YOUR OBJECTIVE >>
Please copy exactly the lines that begin with the one containing "Extract all readable text from this page." and end with the last line of the entries.

>> begin THE DATA

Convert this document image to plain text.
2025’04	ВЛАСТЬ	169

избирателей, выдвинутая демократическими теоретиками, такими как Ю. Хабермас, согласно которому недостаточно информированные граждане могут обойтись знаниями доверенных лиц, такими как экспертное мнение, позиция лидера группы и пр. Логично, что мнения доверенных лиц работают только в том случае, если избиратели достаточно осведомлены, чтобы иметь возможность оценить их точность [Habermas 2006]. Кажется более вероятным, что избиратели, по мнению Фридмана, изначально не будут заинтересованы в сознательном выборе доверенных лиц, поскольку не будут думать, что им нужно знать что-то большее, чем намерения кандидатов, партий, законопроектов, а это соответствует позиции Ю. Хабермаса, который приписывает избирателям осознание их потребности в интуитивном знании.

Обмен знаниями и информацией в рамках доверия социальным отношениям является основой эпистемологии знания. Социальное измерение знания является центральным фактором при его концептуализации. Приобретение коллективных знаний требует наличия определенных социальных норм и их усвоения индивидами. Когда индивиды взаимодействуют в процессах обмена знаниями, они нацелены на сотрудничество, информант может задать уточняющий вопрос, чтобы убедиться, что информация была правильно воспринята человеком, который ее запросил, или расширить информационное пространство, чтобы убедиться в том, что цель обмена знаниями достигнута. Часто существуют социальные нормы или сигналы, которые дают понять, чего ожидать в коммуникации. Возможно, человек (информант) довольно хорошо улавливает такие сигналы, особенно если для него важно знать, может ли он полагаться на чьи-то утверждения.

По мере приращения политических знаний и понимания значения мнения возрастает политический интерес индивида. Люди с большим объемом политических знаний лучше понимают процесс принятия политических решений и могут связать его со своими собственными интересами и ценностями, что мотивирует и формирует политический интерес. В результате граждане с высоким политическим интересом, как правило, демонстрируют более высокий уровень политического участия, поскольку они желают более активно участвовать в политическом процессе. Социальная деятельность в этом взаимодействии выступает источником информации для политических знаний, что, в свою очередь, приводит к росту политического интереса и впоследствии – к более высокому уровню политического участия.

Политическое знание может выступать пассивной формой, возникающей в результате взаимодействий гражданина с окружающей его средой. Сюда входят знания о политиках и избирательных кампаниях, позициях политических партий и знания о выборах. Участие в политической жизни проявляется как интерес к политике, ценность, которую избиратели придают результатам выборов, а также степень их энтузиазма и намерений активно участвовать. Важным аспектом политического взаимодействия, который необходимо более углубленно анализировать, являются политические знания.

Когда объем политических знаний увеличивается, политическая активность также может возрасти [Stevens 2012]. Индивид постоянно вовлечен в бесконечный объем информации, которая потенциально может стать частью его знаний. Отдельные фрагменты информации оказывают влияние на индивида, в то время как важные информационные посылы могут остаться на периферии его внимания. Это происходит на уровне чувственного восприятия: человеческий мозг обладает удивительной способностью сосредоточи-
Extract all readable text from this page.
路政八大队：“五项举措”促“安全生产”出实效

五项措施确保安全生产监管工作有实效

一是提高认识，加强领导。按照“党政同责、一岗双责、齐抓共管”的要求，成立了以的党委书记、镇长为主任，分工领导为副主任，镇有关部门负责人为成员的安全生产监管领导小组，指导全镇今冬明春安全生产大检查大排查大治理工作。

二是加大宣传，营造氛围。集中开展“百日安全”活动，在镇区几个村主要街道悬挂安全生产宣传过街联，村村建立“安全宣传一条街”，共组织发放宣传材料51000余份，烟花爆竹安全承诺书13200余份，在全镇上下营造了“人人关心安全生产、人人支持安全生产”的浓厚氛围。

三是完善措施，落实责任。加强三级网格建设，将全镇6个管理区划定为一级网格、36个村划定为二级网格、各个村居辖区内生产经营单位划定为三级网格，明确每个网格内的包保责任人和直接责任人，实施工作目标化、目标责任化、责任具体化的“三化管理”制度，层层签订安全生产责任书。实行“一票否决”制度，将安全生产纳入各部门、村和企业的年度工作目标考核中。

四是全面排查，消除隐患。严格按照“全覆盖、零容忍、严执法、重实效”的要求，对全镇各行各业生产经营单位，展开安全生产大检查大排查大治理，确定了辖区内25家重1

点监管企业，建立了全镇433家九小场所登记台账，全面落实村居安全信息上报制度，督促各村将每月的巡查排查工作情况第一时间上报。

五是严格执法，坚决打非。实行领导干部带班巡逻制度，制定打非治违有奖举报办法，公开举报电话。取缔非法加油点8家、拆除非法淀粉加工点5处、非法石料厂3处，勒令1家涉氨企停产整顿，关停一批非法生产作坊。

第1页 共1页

>> end THE DATA

RESPONSE >>
Extract all readable text from this page.
路政八大队：“五项举措”促“安全生产”出实效

五项措施确保安全生产监管工作有实效

一是提高认识，加强领导。按照“党政同责、一岗双责、齐抓共管”的要求，成立了以的党委书记、镇长为主任，分工领导为副主任，镇有关部门负责人为成员的安全生产监管领导小组，指导全镇今冬明春安全生产大检查大排查大治理工作。

二是加大宣传，营造氛围。集中开展“百日安全”活动，在镇区几个村主要街道悬挂安全生产宣传过街联，村村建立“安全宣传一条街”，共组织发放宣传材料51000余份，烟花爆竹安全承诺书13200余份，在全镇上下营造了“人人关心安全生产、人人支持安全生产”的浓厚氛围。

三是完善措施，落实责任。加强三级网格建设，将全镇6个管理区划定为一级网格、36个村划定为二级网格、各个村居辖区内生产经营单位划定为三级网格，明确每个网格内的包保责任人和直接责任人，实施工作目标化、目标责任化、责任具体化的“三化管理”制度，层层签订安全生产责任书。实行“一票否决”制度，将安全生产纳入各部门、村和企业的年度工作目标考核中。

四是全面排查，消除隐患。严格按照“全覆盖、零容忍、严执法、重实效”的要求，对全镇各行各业生产经营单位，展开安全生产大检查大排查大治理，确定了辖区内25家重1

点监管企业，建立了全镇433家九小场所登记台账，全面落实村居安全信息上报制度，督促各村将每月的巡查排查工作情况第一时间上报。

五是严格执法，坚决打非。实行领导干部带班巡逻制度，制定打非治违有奖举报办法，公开举报电话。取缔非法加油点8家、拆除非法淀粉加工点5处、非法石料厂3处，勒令1家涉氨企停产整顿，关停一批非法生产作坊。

第1页 共1页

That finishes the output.